Here are some records; copy every line that holds the word "JSON".

Dataset items:
##############################

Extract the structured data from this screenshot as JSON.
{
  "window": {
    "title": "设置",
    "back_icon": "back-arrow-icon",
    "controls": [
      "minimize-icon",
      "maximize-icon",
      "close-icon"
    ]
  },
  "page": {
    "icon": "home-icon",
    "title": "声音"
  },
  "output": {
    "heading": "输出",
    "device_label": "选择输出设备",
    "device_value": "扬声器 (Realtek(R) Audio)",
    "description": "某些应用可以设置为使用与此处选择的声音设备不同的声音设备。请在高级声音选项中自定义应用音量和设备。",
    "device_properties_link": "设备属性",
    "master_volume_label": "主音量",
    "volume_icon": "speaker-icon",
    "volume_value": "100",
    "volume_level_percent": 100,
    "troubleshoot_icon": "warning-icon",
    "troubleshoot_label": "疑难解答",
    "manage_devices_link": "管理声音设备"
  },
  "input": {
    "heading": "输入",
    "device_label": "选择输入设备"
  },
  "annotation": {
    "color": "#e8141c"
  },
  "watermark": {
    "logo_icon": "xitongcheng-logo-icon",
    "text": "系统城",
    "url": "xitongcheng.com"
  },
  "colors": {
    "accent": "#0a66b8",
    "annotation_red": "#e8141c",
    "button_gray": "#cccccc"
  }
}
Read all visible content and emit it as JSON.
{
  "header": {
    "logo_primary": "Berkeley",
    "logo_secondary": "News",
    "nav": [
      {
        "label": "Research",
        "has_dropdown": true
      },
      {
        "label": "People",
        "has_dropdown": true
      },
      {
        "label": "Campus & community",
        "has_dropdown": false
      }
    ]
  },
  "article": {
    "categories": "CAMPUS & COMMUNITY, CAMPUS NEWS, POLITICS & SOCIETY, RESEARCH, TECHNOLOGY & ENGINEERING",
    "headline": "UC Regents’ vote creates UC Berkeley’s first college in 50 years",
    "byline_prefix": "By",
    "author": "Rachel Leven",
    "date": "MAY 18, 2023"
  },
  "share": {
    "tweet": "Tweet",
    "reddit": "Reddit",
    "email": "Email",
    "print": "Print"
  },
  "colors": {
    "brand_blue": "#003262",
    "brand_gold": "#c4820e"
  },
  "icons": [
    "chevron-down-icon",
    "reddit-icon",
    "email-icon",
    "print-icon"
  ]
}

##############################

Task solution:
Extract the structured data from this screenshot as JSON.
Read all visible content and emit it as JSON.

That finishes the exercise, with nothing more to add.